** Start of MATERIAL FOR THE TASK **

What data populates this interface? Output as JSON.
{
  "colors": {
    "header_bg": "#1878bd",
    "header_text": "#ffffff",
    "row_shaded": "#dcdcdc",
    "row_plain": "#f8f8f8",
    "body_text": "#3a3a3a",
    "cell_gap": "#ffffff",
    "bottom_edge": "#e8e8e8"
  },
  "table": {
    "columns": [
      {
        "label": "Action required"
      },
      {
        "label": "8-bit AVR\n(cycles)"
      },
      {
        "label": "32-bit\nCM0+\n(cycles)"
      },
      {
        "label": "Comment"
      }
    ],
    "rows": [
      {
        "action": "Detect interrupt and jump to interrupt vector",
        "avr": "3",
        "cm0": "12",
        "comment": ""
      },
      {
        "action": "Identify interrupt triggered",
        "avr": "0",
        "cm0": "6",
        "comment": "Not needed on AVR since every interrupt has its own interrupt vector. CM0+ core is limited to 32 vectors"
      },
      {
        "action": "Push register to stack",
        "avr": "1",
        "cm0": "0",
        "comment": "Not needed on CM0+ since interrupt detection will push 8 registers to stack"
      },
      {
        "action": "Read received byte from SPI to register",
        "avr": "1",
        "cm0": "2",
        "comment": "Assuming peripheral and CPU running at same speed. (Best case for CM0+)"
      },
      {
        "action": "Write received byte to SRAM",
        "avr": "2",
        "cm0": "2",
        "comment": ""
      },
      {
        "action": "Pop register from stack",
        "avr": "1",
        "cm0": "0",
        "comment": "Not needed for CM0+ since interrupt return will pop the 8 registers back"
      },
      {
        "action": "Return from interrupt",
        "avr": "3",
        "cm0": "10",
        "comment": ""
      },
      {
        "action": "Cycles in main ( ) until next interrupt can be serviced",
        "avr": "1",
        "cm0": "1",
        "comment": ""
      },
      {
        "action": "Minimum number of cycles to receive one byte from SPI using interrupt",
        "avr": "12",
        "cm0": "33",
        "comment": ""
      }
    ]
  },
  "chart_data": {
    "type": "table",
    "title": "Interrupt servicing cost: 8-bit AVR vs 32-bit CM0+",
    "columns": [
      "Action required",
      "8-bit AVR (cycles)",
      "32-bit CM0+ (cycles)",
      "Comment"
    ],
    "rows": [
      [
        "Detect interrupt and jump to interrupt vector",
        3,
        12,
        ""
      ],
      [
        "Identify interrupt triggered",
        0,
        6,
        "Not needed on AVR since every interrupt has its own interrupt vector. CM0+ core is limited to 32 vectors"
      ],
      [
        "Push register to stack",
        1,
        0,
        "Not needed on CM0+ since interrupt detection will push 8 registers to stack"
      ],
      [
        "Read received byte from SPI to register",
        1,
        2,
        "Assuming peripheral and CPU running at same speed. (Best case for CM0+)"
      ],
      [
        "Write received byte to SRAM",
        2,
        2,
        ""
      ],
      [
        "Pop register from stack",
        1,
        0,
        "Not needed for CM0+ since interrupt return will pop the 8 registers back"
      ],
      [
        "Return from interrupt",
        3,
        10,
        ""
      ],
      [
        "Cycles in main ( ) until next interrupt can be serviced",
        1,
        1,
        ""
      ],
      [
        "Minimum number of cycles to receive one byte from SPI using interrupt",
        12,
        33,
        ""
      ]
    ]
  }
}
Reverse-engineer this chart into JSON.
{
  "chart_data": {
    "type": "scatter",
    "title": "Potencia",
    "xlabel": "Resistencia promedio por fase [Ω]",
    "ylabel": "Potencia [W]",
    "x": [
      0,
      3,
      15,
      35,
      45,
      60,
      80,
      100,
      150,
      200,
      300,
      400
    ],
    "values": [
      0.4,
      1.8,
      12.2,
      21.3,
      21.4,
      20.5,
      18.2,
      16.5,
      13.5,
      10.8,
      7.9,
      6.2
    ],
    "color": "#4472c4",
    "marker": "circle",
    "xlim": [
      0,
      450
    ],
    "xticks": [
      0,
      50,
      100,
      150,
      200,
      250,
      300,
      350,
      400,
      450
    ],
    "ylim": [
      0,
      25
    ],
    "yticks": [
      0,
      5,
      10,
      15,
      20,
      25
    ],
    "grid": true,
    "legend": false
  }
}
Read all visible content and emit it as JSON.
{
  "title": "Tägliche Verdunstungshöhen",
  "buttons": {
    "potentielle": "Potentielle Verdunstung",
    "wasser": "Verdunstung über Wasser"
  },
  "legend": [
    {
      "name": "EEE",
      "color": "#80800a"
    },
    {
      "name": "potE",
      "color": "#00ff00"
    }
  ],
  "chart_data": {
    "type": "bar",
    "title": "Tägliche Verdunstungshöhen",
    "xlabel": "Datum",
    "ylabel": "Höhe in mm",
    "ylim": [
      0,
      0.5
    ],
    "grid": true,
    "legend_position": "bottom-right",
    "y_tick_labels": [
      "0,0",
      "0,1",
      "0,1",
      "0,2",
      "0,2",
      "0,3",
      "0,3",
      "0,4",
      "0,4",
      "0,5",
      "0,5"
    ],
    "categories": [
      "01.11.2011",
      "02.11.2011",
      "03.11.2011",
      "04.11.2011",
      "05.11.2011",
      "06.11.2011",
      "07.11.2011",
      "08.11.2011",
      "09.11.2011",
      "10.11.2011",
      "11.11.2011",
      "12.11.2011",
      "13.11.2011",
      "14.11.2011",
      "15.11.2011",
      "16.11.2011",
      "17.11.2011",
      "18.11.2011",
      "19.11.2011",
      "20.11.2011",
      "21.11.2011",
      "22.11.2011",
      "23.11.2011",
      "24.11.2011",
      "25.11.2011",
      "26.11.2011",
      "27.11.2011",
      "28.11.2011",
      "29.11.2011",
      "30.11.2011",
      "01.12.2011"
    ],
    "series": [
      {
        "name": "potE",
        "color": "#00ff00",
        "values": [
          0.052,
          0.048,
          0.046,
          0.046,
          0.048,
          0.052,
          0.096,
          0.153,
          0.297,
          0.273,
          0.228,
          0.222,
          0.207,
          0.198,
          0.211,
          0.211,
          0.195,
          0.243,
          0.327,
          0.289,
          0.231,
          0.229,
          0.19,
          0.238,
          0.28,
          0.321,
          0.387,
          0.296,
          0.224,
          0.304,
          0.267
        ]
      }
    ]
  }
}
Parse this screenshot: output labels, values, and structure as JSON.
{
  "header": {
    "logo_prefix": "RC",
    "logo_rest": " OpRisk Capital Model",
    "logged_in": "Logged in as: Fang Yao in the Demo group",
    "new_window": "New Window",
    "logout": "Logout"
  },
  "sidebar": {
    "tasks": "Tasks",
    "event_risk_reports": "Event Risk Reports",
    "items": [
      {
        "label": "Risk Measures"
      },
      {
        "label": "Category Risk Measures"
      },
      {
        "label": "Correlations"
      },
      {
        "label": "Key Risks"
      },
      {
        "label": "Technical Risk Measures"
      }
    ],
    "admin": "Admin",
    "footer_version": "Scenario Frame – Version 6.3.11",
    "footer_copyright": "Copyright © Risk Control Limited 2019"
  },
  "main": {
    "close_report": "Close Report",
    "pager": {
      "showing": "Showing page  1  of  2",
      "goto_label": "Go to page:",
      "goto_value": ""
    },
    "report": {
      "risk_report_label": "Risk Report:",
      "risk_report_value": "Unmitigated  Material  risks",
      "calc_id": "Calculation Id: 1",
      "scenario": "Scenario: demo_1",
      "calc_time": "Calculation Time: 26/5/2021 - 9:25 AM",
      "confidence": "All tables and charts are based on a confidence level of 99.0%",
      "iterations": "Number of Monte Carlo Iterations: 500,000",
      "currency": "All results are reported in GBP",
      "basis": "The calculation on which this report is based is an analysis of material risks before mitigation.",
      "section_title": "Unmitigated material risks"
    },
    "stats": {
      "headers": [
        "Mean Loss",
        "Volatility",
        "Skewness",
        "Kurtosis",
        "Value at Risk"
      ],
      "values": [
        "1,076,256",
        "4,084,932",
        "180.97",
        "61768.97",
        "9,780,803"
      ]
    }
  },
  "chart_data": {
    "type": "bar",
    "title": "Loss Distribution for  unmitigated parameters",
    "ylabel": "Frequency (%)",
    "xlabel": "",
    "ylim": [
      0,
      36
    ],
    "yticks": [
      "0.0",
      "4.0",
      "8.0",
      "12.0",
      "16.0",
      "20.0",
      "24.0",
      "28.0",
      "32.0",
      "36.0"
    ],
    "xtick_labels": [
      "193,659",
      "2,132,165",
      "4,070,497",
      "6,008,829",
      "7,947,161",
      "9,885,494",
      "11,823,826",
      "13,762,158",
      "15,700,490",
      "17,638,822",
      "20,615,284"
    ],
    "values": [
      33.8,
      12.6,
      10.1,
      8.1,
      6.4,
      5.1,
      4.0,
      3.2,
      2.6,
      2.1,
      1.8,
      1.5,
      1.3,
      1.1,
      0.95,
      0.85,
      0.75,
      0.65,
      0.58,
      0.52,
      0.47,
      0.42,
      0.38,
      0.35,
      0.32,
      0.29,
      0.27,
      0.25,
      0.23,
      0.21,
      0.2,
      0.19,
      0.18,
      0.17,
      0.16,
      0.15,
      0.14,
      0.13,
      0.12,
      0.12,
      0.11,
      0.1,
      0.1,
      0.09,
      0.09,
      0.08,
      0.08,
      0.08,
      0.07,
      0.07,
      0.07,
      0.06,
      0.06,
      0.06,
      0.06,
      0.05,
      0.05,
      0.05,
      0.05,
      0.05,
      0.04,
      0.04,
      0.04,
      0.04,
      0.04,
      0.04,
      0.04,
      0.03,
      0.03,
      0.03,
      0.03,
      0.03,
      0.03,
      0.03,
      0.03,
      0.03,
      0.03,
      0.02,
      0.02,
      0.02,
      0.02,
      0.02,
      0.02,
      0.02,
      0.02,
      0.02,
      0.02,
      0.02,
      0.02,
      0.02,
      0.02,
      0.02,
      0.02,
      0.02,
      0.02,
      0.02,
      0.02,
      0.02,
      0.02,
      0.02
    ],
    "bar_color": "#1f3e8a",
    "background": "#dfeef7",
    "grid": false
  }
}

** End of MATERIAL FOR THE TASK **

__CHALLENGE__.
Gather up the lines containing the word "Tägliche" from these records and copy them.

__EXERCISE RESPONSE__.
  "title": "Tägliche Verdunstungshöhen",
    "title": "Tägliche Verdunstungshöhen",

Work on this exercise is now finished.